_The task_
Return all lines in the material below that contain "受注者用".

_Raw data_
○ ○ ○ ○ ○ ○ ○

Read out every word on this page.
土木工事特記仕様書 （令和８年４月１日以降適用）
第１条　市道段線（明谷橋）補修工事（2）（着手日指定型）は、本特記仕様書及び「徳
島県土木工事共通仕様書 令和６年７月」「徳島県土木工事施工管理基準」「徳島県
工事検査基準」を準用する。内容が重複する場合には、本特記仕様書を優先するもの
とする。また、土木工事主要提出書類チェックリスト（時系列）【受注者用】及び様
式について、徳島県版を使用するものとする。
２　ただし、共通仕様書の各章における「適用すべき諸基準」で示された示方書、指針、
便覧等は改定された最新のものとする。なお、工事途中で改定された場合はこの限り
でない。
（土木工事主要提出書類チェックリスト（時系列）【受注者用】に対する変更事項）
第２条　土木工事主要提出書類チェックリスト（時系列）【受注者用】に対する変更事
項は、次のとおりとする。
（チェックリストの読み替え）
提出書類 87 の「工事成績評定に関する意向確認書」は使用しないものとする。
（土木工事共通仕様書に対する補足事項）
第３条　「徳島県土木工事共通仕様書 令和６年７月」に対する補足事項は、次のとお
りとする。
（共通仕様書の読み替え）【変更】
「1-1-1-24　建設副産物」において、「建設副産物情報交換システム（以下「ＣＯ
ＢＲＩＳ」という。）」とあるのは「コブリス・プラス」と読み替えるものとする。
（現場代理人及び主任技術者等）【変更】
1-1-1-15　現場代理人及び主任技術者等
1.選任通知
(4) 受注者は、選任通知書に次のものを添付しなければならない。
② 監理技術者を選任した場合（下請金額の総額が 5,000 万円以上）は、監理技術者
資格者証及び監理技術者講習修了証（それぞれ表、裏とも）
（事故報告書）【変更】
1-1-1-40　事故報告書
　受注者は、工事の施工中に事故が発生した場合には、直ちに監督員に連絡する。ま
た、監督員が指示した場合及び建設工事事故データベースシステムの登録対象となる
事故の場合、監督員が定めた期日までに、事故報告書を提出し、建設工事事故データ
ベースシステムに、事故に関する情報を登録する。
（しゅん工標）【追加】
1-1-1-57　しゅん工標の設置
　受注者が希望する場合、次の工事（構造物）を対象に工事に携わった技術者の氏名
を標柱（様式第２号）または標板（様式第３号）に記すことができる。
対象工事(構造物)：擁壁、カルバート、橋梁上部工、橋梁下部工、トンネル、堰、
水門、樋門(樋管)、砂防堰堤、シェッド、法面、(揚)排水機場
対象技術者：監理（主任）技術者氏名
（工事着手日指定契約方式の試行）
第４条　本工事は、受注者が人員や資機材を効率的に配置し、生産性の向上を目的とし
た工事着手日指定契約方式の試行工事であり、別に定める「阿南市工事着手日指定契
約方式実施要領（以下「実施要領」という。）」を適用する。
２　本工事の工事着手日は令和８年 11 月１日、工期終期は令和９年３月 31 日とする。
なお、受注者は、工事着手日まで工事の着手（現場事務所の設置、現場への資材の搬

○ ○ ○ ○ ○ ○ ○

_Final result_
とする。また、土木工事主要提出書類チェックリスト（時系列）【受注者用】及び様
（土木工事主要提出書類チェックリスト（時系列）【受注者用】に対する変更事項）
第２条　土木工事主要提出書類チェックリスト（時系列）【受注者用】に対する変更事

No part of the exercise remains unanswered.